Search the material and gather each line with "this" in it.

### [Raw data]
......

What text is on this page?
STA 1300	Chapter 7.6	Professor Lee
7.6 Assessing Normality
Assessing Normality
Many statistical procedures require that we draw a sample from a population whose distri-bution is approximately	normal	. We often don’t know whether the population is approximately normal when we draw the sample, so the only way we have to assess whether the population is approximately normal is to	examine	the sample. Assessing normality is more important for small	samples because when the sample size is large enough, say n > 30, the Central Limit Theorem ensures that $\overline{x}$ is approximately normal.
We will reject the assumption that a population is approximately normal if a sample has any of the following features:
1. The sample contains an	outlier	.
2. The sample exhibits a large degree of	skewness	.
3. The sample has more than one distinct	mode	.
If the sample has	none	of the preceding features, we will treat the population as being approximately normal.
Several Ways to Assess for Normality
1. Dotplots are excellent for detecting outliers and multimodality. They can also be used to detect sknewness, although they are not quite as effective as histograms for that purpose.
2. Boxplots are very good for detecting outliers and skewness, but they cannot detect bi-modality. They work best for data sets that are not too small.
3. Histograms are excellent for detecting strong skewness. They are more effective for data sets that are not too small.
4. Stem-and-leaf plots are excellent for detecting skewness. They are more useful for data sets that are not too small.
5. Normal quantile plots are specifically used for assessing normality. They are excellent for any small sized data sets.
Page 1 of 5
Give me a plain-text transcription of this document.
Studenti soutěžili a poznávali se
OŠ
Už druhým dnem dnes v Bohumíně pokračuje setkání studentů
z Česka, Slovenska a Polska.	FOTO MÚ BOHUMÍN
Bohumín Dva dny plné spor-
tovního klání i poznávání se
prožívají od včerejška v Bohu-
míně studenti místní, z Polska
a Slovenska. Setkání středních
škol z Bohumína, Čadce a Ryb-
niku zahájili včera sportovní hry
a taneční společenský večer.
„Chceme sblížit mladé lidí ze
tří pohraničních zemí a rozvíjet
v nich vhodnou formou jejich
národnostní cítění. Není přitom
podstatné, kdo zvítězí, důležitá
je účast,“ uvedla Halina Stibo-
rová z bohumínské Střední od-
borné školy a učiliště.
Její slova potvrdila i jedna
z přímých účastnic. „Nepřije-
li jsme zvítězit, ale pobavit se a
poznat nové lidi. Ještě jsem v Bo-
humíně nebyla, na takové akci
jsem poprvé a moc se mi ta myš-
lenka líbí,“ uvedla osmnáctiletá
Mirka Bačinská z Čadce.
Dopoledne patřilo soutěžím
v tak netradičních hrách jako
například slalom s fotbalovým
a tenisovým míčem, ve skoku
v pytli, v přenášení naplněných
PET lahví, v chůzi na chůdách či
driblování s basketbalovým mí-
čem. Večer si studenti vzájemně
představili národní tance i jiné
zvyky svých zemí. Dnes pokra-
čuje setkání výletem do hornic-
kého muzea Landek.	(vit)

......

### [Response below]
What text is on this page?
Give me a plain-text transcription of this document.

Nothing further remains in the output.